(Data extracted from a collection)
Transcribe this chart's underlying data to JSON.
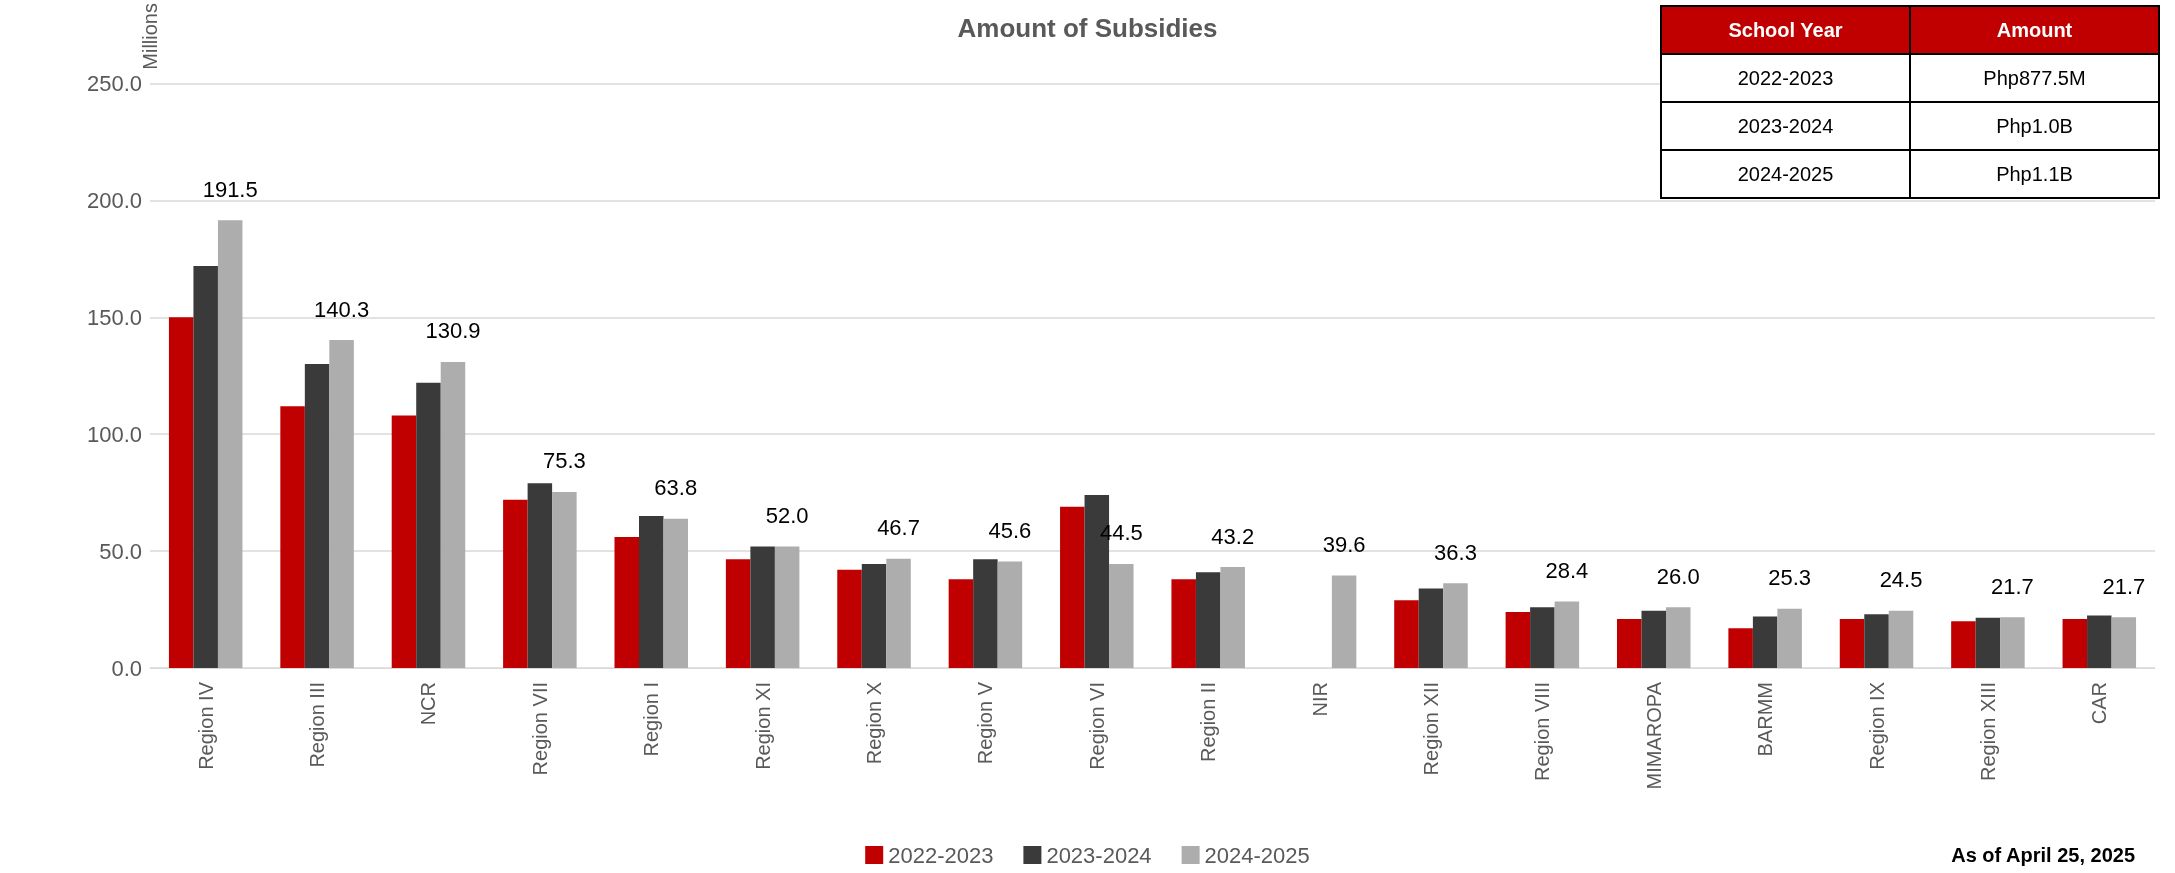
{
  "chart_data": {
    "type": "bar",
    "title": "Amount of Subsidies",
    "ylabel": "Millions",
    "categories": [
      "Region IV",
      "Region III",
      "NCR",
      "Region VII",
      "Region I",
      "Region XI",
      "Region X",
      "Region V",
      "Region VI",
      "Region II",
      "NIR",
      "Region XII",
      "Region VIII",
      "MIMAROPA",
      "BARMM",
      "Region IX",
      "Region XIII",
      "CAR"
    ],
    "series": [
      {
        "name": "2022-2023",
        "color": "#c00000",
        "values": [
          150,
          112,
          108,
          72,
          56,
          46.5,
          42,
          38,
          69,
          38,
          null,
          29,
          24,
          21,
          17,
          21,
          20,
          21
        ]
      },
      {
        "name": "2023-2024",
        "color": "#3a3a3a",
        "values": [
          172,
          130,
          122,
          79,
          65,
          52,
          44.5,
          46.5,
          74,
          41,
          null,
          34,
          26,
          24.5,
          22,
          23,
          21.5,
          22.5
        ]
      },
      {
        "name": "2024-2025",
        "color": "#adadad",
        "values": [
          191.5,
          140.3,
          130.9,
          75.3,
          63.8,
          52.0,
          46.7,
          45.6,
          44.5,
          43.2,
          39.6,
          36.3,
          28.4,
          26.0,
          25.3,
          24.5,
          21.7,
          21.7
        ],
        "value_labels": [
          "191.5",
          "140.3",
          "130.9",
          "75.3",
          "63.8",
          "52.0",
          "46.7",
          "45.6",
          "44.5",
          "43.2",
          "39.6",
          "36.3",
          "28.4",
          "26.0",
          "25.3",
          "24.5",
          "21.7",
          "21.7"
        ]
      }
    ],
    "ylim": [
      0,
      250
    ],
    "yticks": [
      {
        "value": 0,
        "label": "0.0"
      },
      {
        "value": 50,
        "label": "50.0"
      },
      {
        "value": 100,
        "label": "100.0"
      },
      {
        "value": 150,
        "label": "150.0"
      },
      {
        "value": 200,
        "label": "200.0"
      },
      {
        "value": 250,
        "label": "250.0"
      }
    ],
    "grid": "y",
    "legend": "bottom",
    "annotations": [
      "School Year",
      "Amount",
      "2022-2023",
      "Php877.5M",
      "2023-2024",
      "Php1.0B",
      "2024-2025",
      "Php1.1B",
      "As of April 25, 2025"
    ]
  }
}
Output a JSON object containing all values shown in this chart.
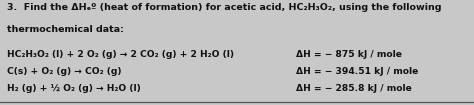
{
  "title_line1": "3.  Find the ΔHₑº (heat of formation) for acetic acid, HC₂H₃O₂, using the following",
  "title_line2": "thermochemical data:",
  "reaction1": "HC₂H₃O₂ (l) + 2 O₂ (g) → 2 CO₂ (g) + 2 H₂O (l)",
  "dH1": "ΔH = − 875 kJ / mole",
  "reaction2": "C(s) + O₂ (g) → CO₂ (g)",
  "dH2": "ΔH = − 394.51 kJ / mole",
  "reaction3": "H₂ (g) + ½ O₂ (g) → H₂O (l)",
  "dH3": "ΔH = − 285.8 kJ / mole",
  "bg_color": "#c8c8c8",
  "text_color": "#111111",
  "font_size_title": 6.8,
  "font_size_body": 6.6,
  "border_color": "#555555",
  "font_weight": "bold"
}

To do: From the data above, copy each line that has the string "mole".

Complete answer:
  "dH1": "ΔH = − 875 kJ / mole",
  "dH2": "ΔH = − 394.51 kJ / mole",
  "dH3": "ΔH = − 285.8 kJ / mole",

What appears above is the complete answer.